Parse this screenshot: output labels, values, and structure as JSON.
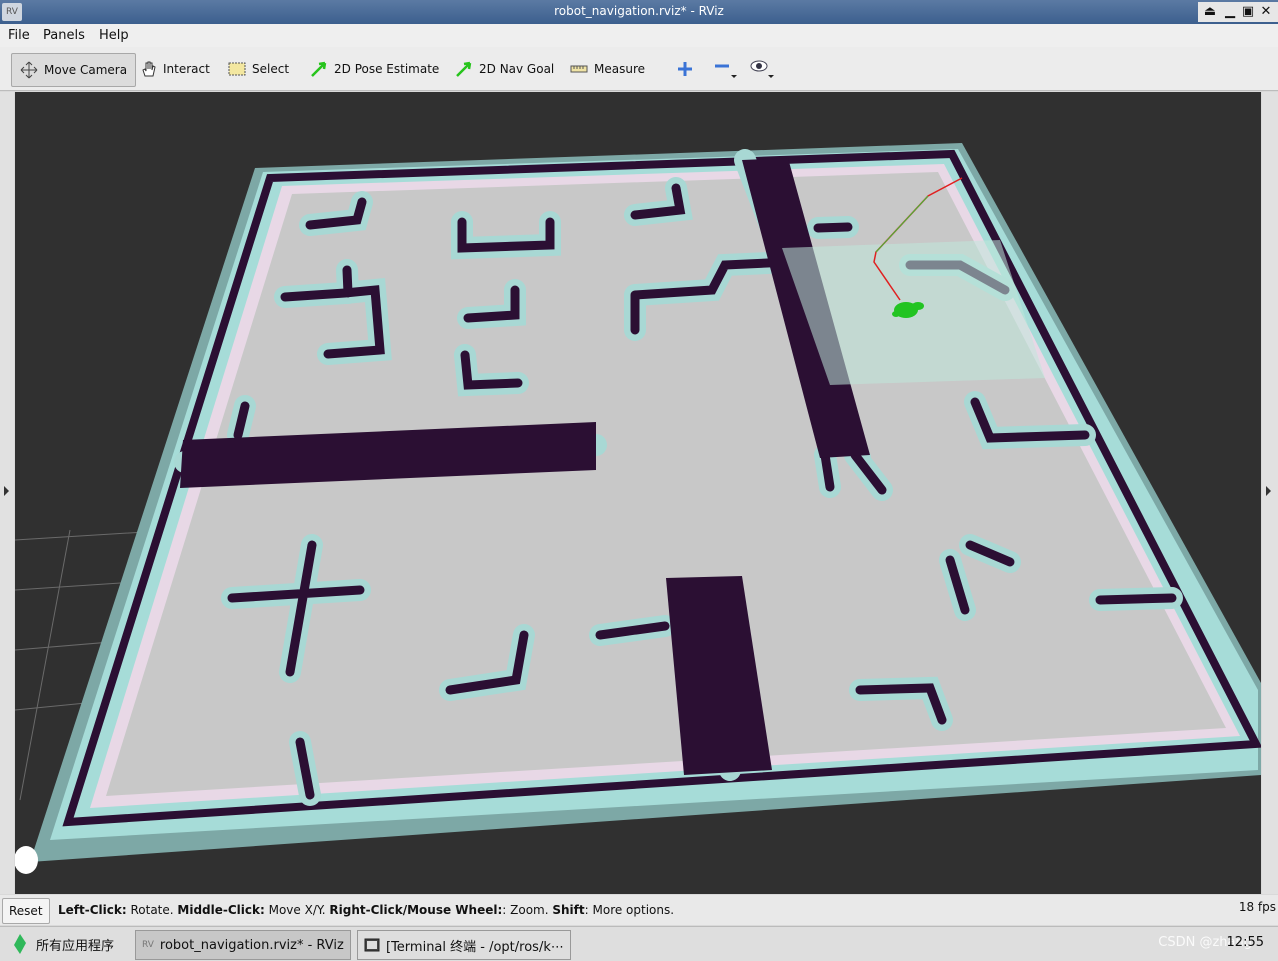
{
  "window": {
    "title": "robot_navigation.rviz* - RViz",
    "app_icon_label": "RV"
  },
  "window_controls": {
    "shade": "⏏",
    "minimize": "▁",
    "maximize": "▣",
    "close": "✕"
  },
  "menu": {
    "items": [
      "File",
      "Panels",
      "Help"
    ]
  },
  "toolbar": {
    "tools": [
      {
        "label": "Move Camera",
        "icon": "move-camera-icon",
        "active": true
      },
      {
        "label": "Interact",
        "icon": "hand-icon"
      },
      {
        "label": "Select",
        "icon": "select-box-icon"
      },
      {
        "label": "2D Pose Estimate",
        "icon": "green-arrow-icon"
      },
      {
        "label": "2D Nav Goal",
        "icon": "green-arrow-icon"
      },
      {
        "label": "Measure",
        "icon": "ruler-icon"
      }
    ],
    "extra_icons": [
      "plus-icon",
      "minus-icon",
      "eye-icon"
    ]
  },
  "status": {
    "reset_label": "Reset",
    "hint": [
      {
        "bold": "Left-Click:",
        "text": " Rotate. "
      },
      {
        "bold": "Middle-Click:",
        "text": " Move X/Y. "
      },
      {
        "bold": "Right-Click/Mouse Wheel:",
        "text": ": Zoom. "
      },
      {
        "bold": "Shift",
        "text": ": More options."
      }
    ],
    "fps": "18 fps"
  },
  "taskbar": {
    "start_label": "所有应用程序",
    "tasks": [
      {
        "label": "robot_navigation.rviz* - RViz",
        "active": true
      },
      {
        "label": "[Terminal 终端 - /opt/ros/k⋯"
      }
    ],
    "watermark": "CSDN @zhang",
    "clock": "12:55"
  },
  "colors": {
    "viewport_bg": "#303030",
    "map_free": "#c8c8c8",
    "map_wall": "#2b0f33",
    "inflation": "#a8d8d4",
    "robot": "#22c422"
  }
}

==

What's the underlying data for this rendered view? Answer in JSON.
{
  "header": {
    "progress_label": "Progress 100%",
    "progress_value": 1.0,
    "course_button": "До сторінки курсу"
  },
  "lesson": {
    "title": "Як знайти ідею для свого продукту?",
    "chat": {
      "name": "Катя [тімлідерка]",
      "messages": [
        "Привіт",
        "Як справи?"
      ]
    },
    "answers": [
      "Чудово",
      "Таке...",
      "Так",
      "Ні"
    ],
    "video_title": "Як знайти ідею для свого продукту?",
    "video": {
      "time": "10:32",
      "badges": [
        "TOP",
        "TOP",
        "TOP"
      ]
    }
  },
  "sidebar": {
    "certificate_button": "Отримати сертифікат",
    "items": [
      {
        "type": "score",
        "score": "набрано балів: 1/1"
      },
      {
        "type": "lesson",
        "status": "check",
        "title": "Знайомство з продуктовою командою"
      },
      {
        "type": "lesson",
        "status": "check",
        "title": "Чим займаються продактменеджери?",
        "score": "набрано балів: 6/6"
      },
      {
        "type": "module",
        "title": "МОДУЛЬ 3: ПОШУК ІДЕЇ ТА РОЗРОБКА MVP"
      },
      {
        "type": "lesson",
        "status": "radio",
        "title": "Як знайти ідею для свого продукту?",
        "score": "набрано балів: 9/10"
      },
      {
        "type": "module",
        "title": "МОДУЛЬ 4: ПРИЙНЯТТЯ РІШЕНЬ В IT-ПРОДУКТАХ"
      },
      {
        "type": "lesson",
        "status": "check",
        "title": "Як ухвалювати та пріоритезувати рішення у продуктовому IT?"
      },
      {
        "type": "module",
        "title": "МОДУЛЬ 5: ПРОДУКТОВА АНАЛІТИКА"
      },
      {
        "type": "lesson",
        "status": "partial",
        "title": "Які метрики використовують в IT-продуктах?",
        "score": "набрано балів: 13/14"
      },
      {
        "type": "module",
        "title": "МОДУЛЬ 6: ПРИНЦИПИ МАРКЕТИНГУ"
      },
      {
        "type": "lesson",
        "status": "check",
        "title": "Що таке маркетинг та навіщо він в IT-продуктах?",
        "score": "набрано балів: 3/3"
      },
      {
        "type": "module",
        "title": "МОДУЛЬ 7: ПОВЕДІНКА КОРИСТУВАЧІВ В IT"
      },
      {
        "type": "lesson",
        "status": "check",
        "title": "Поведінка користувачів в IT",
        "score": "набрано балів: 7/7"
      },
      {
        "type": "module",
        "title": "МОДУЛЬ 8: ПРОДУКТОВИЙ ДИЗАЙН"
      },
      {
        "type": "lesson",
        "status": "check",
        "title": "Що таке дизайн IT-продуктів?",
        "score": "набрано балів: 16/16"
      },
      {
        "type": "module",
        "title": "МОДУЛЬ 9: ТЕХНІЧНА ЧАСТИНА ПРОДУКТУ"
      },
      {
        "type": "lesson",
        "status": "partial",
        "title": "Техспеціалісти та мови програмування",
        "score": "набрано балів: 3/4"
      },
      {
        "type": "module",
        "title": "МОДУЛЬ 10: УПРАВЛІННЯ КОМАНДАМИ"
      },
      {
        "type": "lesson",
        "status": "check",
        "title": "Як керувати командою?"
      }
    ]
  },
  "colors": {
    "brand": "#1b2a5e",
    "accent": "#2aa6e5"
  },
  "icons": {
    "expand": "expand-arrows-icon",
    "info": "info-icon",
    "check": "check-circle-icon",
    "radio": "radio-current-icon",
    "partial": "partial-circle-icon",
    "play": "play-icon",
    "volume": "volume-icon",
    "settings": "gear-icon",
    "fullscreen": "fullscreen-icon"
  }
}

---

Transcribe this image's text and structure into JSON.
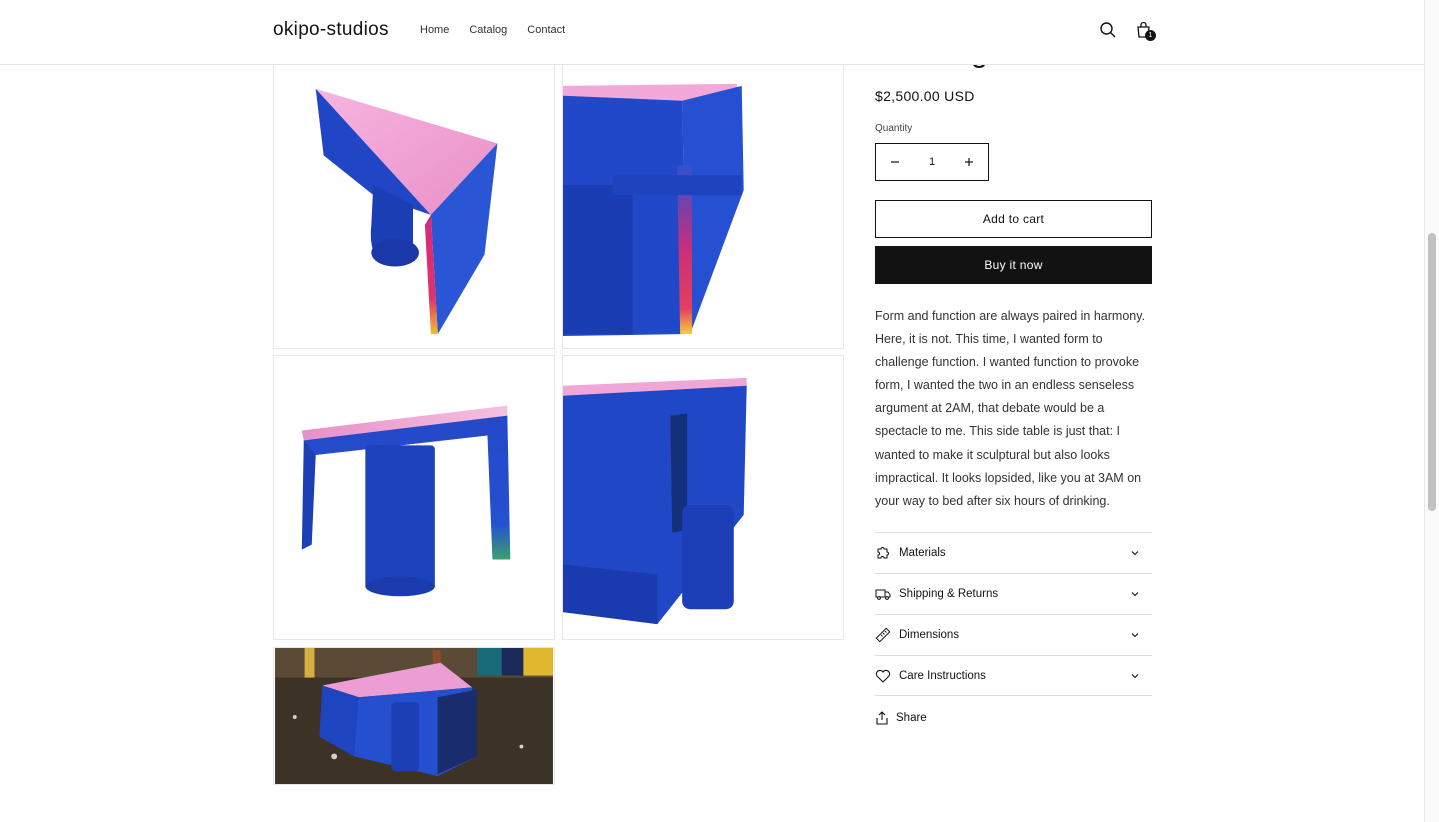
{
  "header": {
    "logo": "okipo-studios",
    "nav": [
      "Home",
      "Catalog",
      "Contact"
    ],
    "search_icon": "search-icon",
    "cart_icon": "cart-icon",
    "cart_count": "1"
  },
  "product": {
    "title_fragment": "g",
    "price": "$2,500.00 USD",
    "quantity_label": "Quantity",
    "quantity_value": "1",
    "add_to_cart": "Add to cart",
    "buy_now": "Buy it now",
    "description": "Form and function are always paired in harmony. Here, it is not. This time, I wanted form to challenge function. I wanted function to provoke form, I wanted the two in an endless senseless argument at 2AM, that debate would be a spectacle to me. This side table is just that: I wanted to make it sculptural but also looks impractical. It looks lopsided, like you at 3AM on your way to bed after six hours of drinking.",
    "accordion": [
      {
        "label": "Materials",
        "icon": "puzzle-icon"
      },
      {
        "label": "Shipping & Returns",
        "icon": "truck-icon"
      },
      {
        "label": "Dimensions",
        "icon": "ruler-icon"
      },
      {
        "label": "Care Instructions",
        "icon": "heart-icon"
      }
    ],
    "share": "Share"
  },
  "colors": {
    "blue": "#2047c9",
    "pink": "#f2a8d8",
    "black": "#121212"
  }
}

- Required work
From the listing above, pick out every line containing "JSON".

- Exercise result
Parse this screenshot: output labels, values, and structure as JSON.
What's the underlying data for this rendered view? Answer in JSON.
Transcribe this image's text and structure into JSON.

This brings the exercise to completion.